──────── TASK DATA
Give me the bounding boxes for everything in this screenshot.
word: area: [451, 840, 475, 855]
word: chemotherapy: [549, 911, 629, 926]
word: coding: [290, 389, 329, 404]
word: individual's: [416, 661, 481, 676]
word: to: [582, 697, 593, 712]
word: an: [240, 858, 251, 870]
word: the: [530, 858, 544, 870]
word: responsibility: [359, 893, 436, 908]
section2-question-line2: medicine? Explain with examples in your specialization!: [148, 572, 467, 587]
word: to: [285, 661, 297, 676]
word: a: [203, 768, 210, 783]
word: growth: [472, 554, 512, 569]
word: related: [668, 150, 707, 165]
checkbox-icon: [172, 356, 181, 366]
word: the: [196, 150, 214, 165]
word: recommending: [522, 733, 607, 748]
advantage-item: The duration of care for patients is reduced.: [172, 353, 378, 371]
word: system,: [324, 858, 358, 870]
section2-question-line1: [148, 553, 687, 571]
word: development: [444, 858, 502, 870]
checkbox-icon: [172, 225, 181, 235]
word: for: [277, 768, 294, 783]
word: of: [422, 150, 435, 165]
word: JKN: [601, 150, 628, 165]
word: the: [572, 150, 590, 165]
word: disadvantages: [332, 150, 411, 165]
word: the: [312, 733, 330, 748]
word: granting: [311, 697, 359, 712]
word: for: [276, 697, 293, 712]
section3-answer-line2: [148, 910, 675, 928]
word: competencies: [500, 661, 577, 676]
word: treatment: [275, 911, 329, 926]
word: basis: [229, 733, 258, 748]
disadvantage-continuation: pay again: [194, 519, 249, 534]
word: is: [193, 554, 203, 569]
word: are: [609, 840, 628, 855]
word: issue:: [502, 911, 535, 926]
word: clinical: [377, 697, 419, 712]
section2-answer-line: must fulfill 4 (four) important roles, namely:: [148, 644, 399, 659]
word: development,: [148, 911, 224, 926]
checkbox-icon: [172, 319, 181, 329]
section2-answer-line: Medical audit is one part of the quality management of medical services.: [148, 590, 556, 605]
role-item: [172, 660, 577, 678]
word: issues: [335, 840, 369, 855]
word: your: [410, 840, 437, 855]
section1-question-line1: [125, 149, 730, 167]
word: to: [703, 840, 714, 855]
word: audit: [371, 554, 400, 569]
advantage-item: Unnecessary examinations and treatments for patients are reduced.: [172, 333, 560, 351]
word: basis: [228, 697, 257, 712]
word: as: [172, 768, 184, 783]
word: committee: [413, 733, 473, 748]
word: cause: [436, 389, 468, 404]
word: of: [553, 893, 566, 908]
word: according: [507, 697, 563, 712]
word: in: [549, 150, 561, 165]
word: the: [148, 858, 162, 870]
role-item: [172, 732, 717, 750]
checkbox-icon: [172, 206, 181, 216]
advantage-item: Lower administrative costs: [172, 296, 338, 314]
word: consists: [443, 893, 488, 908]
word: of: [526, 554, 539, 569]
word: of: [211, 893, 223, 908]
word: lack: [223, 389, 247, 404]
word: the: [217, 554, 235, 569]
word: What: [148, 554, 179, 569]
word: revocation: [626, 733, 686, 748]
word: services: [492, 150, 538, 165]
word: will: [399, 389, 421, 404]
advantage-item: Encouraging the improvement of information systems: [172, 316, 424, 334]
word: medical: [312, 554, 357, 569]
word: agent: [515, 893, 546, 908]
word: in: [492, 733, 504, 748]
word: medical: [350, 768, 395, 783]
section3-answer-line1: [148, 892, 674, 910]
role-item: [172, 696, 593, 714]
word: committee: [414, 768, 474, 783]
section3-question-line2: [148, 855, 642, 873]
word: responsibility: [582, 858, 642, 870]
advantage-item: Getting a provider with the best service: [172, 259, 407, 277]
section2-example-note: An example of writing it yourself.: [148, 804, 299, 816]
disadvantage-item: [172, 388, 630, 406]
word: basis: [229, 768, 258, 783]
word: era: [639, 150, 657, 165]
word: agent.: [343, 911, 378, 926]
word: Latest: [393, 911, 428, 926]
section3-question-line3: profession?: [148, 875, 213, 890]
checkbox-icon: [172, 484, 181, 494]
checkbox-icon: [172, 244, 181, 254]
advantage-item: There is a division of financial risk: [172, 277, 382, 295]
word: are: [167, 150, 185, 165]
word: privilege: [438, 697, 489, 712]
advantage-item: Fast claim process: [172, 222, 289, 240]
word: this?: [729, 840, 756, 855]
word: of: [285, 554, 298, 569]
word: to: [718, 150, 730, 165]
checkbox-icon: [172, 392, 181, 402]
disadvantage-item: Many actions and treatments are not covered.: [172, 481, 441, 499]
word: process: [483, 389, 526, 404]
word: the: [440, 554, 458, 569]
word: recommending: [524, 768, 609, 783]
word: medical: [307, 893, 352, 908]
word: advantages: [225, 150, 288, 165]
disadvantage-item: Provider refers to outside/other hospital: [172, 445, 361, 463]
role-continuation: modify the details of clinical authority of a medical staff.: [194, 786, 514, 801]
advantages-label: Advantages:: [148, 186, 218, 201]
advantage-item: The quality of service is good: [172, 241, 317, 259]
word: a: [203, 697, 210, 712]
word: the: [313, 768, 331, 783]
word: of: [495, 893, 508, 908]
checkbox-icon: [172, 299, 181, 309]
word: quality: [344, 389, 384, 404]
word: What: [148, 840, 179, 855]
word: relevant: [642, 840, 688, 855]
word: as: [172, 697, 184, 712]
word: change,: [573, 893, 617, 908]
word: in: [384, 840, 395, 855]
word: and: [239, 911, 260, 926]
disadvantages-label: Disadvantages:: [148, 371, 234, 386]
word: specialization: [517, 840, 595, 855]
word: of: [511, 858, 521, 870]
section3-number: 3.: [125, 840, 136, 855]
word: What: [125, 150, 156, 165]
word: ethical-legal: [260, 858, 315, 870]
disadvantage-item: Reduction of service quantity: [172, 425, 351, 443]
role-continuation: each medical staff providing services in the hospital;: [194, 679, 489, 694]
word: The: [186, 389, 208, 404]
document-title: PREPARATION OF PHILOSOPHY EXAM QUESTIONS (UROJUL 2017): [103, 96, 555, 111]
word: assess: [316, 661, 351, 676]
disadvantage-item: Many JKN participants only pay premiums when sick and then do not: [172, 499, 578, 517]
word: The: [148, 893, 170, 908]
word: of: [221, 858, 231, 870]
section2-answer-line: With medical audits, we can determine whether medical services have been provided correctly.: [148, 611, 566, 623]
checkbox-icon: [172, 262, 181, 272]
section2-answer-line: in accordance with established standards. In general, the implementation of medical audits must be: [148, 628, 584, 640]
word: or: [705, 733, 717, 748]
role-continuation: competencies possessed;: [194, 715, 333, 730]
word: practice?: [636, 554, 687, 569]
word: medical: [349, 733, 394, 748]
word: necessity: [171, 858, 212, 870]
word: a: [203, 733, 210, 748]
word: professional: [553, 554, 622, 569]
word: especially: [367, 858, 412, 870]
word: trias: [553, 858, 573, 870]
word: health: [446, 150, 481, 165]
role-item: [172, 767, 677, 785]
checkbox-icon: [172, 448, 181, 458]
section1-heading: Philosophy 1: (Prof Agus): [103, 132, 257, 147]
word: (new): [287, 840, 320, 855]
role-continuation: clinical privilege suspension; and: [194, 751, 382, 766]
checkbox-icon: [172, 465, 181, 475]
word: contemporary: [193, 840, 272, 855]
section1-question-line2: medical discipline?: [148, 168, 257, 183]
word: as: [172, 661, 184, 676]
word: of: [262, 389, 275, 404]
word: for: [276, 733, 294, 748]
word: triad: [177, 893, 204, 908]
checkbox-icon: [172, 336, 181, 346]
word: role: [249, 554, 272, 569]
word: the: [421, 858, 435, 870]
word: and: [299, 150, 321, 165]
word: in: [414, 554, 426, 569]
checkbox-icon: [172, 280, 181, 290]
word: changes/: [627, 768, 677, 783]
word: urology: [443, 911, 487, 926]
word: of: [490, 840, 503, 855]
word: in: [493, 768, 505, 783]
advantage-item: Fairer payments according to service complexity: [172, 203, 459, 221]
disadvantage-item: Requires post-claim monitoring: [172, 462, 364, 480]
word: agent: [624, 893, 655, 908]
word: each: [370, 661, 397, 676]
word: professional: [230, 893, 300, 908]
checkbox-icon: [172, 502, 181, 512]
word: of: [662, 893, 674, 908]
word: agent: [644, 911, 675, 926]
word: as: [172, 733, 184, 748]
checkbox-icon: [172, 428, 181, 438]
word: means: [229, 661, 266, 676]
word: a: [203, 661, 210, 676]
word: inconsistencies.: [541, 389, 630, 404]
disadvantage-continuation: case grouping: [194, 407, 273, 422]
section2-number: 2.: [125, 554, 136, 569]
────────────────
# YOUR ASSIGNMENT:
Within the data above, filter for lines containing the word "disadvantages" and copy each one.

# RESPONSE:
word: disadvantages: [332, 150, 411, 165]
disadvantages-label: Disadvantages:: [148, 371, 234, 386]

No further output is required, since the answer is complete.